● What to do
In how many lines does the string "JSON" appear? Answer with the number only.

● Records provided
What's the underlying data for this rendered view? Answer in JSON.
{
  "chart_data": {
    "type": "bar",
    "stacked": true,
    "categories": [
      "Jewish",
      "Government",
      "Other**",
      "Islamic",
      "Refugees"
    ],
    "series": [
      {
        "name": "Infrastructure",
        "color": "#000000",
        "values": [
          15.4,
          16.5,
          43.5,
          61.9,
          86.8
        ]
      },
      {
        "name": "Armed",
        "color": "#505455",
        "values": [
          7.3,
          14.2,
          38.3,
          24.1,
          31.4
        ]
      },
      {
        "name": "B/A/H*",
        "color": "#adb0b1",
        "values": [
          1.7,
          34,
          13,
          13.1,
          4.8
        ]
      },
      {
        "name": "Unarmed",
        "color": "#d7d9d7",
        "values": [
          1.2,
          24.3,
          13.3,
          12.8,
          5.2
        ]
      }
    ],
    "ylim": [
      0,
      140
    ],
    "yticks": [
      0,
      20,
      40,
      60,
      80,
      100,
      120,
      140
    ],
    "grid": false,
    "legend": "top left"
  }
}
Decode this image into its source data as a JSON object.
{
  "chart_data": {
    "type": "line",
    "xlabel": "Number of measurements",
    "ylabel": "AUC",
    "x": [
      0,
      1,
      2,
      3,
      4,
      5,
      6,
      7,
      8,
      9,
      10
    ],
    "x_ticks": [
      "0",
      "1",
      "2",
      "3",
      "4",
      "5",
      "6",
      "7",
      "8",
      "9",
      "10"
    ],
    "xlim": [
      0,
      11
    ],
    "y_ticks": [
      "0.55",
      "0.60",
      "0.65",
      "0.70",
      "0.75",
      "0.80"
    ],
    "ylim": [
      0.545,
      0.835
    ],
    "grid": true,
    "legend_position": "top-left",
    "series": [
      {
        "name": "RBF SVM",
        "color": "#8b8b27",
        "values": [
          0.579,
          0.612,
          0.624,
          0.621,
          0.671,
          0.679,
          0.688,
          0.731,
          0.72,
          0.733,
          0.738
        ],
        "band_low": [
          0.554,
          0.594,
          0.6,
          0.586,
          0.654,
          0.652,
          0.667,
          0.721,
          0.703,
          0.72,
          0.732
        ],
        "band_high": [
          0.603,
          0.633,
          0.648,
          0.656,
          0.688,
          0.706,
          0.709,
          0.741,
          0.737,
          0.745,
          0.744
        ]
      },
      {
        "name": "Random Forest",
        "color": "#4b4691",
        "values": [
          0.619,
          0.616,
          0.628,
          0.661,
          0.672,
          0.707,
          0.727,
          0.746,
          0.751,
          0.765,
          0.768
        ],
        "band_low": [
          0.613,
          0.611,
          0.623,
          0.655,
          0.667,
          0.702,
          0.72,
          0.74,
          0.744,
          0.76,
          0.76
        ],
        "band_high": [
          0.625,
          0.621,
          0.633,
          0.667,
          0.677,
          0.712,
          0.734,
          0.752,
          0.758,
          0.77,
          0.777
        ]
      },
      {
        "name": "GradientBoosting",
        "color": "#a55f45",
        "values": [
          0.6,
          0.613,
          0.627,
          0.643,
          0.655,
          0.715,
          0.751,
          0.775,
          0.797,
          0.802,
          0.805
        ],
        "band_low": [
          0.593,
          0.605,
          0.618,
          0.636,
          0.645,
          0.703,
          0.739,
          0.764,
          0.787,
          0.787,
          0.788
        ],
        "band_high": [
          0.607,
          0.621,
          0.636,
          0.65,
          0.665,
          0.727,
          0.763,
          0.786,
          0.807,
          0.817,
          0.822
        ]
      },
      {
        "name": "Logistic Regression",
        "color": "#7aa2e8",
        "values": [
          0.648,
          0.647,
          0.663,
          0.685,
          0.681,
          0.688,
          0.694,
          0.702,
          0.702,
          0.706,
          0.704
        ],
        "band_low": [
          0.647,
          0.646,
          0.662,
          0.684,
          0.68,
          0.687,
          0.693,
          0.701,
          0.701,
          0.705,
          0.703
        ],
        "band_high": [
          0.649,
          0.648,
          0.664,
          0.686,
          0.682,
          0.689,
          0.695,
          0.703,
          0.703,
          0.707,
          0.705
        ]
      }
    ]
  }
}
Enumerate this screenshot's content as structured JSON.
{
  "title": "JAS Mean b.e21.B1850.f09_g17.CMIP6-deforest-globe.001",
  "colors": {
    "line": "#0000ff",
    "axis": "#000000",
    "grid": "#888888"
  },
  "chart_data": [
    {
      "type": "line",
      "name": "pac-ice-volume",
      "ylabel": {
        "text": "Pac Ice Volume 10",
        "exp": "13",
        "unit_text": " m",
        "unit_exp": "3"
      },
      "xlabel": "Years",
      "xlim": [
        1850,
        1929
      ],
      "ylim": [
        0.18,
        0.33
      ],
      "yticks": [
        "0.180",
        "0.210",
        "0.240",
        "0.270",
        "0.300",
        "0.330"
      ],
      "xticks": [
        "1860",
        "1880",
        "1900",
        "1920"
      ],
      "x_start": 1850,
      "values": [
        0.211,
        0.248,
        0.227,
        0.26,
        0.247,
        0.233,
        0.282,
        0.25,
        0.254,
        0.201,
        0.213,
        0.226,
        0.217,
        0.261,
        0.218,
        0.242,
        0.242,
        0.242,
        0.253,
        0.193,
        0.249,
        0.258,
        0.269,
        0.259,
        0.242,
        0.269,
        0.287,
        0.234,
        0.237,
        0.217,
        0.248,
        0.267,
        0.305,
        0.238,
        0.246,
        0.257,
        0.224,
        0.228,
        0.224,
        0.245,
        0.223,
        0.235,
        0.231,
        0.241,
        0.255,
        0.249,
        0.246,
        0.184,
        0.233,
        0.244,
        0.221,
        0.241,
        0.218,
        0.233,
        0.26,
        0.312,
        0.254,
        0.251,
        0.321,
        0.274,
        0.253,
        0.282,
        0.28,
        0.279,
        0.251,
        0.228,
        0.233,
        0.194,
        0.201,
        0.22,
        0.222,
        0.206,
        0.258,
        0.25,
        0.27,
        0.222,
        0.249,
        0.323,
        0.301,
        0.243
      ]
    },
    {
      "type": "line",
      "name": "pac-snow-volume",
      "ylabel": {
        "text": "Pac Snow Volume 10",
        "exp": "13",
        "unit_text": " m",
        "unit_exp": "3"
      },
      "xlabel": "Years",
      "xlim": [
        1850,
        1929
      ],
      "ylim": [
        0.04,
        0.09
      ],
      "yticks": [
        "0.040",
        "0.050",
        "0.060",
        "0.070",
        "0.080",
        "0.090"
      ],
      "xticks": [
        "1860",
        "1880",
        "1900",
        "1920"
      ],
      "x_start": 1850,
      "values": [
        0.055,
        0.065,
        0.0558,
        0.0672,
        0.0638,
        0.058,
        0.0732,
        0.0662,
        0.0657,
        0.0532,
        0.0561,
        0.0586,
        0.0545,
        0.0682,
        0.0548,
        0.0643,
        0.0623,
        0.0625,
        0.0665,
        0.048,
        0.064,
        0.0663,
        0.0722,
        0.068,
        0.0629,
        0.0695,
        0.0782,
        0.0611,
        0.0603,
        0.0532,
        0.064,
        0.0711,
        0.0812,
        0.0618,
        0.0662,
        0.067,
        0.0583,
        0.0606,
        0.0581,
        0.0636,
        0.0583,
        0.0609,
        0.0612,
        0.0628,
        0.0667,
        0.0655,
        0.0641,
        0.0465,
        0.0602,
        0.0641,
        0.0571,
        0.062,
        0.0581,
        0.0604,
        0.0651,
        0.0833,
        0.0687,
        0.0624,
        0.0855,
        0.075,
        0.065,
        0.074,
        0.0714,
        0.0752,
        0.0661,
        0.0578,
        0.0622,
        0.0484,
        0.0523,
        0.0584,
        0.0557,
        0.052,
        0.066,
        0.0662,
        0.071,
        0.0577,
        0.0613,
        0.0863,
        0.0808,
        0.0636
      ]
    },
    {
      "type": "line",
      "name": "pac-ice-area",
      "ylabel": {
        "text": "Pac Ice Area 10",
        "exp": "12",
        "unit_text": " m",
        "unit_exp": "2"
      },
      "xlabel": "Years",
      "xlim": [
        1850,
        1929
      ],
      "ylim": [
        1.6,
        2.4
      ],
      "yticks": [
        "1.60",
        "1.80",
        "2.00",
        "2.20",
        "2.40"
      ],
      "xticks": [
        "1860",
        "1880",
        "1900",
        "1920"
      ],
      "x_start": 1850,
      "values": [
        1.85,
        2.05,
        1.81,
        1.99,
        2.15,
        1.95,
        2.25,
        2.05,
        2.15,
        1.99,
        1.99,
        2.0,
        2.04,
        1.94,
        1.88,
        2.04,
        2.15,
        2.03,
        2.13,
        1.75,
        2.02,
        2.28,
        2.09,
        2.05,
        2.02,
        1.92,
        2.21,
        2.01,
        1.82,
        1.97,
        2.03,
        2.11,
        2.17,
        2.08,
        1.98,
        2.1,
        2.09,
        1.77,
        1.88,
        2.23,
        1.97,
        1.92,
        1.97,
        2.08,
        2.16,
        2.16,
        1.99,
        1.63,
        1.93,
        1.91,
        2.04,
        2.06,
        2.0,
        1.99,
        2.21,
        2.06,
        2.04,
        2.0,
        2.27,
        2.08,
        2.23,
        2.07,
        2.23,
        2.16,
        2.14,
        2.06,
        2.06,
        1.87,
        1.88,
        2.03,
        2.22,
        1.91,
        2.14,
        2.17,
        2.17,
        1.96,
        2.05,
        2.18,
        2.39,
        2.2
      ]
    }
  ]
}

● Worked answer
3